▸ **GOAL**:
Locate the line with "Give me the" in the material. Copy that line and each one after it, through the last, exactly and with nothing else.

(Stored entries)
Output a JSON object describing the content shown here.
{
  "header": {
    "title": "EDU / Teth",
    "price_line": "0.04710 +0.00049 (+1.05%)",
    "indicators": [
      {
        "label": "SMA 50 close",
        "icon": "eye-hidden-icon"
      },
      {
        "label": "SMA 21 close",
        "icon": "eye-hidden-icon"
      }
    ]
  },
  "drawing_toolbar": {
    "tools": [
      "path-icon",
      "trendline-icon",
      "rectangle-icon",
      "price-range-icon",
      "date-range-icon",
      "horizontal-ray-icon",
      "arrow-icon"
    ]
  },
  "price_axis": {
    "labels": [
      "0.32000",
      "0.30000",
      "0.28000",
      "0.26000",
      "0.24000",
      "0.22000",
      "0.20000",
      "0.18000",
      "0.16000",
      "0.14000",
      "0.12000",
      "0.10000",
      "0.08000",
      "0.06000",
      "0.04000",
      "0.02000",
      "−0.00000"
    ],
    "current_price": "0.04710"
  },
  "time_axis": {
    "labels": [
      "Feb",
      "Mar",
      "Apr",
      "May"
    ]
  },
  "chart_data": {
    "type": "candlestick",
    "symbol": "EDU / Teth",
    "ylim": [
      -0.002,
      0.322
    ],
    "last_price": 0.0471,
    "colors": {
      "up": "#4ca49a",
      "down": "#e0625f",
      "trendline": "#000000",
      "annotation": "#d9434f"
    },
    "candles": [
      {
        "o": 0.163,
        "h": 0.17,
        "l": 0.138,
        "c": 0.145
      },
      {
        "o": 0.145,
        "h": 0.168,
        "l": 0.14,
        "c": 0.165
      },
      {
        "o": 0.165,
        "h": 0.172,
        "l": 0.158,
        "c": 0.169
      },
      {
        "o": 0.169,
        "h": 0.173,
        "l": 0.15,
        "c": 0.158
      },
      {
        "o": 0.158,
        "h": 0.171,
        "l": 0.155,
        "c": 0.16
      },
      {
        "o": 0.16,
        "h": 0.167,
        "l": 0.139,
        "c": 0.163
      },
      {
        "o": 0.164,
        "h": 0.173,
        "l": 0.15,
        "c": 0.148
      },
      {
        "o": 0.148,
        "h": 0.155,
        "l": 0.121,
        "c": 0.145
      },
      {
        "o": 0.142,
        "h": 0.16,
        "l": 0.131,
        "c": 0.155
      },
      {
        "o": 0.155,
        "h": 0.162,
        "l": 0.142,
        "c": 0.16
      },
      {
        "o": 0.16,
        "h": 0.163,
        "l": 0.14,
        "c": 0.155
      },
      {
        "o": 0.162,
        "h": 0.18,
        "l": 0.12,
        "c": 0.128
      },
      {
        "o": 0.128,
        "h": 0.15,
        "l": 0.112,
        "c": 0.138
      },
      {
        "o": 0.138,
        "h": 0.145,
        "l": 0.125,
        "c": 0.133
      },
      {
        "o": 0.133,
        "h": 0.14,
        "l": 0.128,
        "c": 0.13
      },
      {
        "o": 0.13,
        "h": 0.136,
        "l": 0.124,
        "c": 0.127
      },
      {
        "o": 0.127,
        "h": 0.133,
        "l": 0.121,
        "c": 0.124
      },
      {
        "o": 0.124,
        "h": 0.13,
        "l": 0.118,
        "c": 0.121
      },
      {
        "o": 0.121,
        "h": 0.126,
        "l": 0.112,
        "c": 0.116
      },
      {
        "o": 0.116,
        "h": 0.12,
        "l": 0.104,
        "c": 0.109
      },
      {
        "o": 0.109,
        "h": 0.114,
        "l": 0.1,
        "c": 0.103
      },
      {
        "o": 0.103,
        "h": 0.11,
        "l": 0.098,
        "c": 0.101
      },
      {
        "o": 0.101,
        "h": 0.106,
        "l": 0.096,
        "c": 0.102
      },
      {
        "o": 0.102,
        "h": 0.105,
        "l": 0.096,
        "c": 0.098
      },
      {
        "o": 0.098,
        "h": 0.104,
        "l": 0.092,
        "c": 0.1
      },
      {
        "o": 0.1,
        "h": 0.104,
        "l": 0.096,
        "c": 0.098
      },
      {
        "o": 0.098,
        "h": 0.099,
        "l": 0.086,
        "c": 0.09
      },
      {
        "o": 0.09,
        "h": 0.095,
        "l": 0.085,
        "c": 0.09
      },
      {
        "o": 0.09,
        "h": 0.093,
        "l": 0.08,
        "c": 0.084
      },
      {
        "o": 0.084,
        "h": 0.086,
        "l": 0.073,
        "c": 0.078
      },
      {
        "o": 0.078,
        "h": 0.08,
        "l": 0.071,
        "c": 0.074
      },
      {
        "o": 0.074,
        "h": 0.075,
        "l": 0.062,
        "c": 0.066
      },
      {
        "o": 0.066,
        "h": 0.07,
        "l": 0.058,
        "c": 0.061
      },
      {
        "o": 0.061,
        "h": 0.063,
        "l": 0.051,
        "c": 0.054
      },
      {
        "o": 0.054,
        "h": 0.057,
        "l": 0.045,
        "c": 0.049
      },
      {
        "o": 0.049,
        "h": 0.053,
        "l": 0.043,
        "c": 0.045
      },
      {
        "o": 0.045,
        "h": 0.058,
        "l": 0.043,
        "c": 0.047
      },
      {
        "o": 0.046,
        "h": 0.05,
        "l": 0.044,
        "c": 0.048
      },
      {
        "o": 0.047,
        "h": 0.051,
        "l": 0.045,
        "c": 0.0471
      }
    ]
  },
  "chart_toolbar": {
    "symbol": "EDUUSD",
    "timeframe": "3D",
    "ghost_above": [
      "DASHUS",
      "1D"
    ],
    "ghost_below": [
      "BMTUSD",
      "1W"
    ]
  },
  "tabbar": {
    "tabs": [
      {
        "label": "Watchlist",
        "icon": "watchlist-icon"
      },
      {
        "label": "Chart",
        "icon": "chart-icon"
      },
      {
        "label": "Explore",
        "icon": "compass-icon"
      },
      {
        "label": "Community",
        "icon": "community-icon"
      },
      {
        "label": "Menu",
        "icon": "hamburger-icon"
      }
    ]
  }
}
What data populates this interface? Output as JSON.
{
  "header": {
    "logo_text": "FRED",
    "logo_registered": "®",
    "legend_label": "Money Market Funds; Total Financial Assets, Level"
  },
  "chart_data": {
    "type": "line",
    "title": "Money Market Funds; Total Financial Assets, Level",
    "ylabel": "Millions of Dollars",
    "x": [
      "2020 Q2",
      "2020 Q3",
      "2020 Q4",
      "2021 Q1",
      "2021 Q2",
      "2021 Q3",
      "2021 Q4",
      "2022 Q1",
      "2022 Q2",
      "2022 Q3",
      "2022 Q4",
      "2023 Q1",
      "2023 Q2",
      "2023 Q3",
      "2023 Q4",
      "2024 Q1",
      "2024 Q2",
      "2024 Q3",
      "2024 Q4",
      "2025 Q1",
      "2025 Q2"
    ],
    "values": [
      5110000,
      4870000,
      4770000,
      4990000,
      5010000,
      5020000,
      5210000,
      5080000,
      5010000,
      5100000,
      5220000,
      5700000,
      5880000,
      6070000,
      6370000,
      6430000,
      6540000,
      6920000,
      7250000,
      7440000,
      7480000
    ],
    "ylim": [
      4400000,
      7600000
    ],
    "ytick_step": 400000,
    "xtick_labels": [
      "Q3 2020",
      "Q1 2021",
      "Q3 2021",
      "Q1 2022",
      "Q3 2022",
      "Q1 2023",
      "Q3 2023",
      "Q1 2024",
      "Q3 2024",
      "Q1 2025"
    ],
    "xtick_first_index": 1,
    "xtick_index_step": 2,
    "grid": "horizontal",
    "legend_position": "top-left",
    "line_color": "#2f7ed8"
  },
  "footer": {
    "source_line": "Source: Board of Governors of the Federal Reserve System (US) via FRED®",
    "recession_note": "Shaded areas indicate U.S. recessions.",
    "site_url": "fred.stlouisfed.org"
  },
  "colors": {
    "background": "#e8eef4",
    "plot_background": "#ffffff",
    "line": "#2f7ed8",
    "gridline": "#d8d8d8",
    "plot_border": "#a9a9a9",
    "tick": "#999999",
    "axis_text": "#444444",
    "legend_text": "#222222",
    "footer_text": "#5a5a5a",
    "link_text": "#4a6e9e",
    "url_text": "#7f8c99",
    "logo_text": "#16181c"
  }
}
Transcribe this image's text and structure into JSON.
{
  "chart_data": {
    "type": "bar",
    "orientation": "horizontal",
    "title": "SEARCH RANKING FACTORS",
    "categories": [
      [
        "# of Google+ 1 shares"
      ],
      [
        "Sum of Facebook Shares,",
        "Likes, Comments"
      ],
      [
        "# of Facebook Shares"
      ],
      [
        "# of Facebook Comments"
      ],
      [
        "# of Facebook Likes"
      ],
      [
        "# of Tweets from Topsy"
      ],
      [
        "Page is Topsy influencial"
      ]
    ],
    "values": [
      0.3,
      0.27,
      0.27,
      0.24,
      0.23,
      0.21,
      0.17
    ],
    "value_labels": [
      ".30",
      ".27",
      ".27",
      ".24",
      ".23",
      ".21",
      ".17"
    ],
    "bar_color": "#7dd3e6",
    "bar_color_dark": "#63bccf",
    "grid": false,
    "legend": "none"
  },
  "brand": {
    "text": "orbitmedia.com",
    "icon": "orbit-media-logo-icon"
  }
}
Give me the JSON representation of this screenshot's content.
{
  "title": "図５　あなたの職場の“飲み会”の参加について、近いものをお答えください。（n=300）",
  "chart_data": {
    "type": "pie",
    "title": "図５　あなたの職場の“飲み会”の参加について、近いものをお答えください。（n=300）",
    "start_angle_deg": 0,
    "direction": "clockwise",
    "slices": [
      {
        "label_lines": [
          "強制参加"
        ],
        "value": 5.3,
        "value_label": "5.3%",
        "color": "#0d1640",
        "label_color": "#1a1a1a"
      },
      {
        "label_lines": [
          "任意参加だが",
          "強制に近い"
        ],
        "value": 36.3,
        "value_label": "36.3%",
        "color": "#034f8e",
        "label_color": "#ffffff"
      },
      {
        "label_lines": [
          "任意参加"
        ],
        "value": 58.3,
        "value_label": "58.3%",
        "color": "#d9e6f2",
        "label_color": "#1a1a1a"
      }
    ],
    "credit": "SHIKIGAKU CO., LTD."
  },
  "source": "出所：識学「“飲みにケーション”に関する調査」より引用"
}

▸ **FINISHED EXERCISE**:
Give me the JSON representation of this screenshot's content.
{
  "title": "図５　あなたの職場の“飲み会”の参加について、近いものをお答えください。（n=300）",
  "chart_data": {
    "type": "pie",
    "title": "図５　あなたの職場の“飲み会”の参加について、近いものをお答えください。（n=300）",
    "start_angle_deg": 0,
    "direction": "clockwise",
    "slices": [
      {
        "label_lines": [
          "強制参加"
        ],
        "value": 5.3,
        "value_label": "5.3%",
        "color": "#0d1640",
        "label_color": "#1a1a1a"
      },
      {
        "label_lines": [
          "任意参加だが",
          "強制に近い"
        ],
        "value": 36.3,
        "value_label": "36.3%",
        "color": "#034f8e",
        "label_color": "#ffffff"
      },
      {
        "label_lines": [
          "任意参加"
        ],
        "value": 58.3,
        "value_label": "58.3%",
        "color": "#d9e6f2",
        "label_color": "#1a1a1a"
      }
    ],
    "credit": "SHIKIGAKU CO., LTD."
  },
  "source": "出所：識学「“飲みにケーション”に関する調査」より引用"
}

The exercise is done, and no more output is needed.